[WHAT NEEDS TO BE DONE] Copy out every line in the entries below that includes "مثلا".

[INPUT DATA]
— start —

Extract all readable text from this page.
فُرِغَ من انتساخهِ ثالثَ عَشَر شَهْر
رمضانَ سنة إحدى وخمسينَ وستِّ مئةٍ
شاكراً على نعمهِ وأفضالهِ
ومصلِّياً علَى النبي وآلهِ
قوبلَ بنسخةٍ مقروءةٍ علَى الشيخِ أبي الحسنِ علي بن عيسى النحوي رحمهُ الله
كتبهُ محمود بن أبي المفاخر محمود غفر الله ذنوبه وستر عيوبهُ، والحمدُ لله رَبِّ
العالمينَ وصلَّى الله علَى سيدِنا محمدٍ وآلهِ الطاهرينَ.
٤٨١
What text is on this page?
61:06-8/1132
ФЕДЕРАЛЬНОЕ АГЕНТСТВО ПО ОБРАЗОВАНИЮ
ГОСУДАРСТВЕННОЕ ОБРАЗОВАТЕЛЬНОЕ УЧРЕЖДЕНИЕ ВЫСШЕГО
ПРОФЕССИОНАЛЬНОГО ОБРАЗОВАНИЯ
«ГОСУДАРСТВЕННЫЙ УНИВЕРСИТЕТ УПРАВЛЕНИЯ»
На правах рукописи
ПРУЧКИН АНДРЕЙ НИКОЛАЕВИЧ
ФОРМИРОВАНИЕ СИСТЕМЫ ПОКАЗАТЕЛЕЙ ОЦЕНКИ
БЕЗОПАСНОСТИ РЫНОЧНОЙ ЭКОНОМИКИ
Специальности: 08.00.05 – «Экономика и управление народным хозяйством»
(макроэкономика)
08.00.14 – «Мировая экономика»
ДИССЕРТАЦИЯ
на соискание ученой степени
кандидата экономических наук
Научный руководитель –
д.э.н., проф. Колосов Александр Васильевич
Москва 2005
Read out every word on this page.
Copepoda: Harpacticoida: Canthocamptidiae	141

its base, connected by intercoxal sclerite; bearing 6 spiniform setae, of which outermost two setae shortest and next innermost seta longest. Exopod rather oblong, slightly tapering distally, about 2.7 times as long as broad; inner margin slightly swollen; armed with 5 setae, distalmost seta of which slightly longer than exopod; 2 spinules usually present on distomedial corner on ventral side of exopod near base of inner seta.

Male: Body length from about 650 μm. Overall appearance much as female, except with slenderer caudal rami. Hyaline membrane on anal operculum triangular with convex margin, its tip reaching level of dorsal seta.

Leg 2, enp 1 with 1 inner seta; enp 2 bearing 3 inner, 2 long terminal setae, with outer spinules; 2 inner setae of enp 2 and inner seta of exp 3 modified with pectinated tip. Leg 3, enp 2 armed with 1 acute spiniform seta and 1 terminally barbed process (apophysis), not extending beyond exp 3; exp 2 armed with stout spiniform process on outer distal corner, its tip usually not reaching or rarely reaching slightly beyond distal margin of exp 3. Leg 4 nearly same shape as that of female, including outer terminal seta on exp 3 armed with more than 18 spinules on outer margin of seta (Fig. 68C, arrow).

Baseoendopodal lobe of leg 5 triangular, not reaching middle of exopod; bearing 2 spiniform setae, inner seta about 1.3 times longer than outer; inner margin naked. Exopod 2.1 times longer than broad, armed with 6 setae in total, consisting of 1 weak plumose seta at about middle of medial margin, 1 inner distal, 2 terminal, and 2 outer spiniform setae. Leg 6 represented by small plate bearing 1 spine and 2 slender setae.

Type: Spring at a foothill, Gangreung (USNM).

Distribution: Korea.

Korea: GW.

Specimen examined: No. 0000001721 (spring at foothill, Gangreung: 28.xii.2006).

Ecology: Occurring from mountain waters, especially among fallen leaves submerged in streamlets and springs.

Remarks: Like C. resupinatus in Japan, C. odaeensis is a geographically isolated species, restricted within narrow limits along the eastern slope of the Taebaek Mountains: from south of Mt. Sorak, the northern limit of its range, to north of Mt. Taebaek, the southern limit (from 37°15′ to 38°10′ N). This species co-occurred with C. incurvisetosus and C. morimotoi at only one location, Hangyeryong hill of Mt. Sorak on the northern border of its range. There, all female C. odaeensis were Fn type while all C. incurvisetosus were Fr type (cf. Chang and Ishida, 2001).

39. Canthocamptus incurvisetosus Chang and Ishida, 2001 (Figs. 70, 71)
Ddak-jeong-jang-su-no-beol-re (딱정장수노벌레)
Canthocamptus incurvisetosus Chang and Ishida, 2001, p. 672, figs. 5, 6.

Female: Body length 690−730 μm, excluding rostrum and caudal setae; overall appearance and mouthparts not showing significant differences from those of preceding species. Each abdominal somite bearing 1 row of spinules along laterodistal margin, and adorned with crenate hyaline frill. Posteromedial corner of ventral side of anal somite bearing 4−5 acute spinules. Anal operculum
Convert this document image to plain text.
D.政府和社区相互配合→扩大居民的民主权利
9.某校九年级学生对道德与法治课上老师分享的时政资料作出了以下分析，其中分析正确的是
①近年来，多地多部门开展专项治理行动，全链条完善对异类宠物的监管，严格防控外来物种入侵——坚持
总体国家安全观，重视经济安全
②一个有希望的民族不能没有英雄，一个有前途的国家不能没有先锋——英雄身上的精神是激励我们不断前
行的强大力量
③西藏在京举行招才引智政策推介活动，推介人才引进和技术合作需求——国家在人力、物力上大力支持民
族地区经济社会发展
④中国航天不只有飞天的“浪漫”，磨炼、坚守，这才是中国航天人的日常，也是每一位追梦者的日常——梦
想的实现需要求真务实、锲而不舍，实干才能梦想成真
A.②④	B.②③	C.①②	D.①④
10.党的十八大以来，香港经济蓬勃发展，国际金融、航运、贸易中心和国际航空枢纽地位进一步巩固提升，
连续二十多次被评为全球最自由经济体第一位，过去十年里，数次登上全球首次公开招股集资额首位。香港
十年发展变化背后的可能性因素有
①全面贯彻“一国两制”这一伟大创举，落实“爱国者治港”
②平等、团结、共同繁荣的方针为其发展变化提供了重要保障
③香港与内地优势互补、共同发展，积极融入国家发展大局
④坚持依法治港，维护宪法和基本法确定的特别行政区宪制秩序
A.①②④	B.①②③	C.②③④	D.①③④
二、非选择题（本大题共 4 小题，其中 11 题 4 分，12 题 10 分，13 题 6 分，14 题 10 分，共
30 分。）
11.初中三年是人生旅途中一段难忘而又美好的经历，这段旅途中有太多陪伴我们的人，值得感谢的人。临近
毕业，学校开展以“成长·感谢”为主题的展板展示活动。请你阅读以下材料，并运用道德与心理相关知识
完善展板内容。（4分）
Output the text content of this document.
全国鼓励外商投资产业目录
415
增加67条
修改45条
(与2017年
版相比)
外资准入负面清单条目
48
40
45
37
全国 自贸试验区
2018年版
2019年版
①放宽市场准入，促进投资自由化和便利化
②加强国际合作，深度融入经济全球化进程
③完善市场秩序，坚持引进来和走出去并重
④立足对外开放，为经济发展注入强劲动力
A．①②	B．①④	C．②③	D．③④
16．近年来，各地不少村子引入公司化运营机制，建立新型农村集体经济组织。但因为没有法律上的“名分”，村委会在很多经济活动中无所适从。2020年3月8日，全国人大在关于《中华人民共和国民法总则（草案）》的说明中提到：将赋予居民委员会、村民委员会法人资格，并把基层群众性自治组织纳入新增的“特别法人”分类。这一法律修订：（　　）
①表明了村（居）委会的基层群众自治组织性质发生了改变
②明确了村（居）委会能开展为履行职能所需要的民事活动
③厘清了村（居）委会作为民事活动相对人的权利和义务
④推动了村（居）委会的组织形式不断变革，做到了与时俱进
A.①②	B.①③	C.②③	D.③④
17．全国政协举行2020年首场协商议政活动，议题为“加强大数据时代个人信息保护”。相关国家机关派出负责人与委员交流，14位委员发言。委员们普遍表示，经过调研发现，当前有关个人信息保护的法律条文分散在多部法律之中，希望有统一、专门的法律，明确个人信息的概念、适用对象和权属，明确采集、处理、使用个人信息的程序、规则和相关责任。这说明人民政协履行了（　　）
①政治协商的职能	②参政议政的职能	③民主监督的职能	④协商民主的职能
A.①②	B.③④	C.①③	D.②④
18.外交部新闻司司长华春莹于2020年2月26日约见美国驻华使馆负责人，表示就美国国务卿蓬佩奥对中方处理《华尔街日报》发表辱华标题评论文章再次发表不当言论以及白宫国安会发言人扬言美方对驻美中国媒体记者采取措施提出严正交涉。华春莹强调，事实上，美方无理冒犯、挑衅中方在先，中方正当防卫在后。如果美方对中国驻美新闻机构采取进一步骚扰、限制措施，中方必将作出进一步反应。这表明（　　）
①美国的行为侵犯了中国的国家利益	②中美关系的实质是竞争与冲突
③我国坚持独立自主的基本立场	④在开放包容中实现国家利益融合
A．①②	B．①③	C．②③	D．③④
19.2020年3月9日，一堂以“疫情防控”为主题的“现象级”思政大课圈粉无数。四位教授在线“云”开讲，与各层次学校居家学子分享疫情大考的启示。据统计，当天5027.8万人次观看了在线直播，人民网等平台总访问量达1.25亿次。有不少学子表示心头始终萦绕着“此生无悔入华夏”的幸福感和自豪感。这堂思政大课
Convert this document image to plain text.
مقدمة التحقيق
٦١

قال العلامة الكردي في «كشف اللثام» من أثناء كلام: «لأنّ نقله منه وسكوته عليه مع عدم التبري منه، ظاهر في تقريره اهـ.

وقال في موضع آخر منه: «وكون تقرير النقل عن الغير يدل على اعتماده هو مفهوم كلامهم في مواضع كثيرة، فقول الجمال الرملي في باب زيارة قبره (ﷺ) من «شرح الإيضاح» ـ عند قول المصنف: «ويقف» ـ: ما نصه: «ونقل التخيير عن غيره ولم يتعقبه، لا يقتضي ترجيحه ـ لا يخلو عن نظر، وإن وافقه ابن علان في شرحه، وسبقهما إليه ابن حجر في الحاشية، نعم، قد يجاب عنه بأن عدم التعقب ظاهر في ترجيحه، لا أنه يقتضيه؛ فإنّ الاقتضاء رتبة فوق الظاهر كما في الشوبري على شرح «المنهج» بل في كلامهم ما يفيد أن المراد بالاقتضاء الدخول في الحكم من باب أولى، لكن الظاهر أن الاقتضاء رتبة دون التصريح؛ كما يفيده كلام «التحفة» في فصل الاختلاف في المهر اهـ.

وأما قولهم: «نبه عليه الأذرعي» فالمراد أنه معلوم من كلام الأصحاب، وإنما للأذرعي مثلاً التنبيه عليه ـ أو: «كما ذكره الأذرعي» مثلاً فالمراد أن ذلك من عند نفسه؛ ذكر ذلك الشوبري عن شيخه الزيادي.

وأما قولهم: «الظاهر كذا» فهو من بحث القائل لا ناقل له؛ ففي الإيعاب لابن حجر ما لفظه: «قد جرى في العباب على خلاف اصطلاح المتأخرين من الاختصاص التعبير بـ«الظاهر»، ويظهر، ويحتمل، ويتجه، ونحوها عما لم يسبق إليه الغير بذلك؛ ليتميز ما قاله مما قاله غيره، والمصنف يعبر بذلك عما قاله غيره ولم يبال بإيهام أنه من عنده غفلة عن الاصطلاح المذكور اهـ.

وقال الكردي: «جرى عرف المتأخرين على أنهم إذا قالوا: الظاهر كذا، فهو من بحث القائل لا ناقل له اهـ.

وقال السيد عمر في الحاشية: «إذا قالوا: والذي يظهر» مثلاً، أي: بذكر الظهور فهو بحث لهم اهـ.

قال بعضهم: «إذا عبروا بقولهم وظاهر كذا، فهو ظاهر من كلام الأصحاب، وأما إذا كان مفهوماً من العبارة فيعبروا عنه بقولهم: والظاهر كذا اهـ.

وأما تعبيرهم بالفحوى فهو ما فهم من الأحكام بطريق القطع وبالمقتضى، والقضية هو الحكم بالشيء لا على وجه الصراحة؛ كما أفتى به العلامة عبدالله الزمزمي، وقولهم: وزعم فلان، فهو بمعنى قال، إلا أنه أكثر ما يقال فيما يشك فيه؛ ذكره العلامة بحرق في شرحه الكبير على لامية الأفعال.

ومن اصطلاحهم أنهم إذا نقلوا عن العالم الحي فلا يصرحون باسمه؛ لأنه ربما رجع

— end —

[COMPLETED EXERCISE]
وأما قولهم: «نبه عليه الأذرعي» فالمراد أنه معلوم من كلام الأصحاب، وإنما للأذرعي مثلاً التنبيه عليه ـ أو: «كما ذكره الأذرعي» مثلاً فالمراد أن ذلك من عند نفسه؛ ذكر ذلك الشوبري عن شيخه الزيادي.
وقال السيد عمر في الحاشية: «إذا قالوا: والذي يظهر» مثلاً، أي: بذكر الظهور فهو بحث لهم اهـ.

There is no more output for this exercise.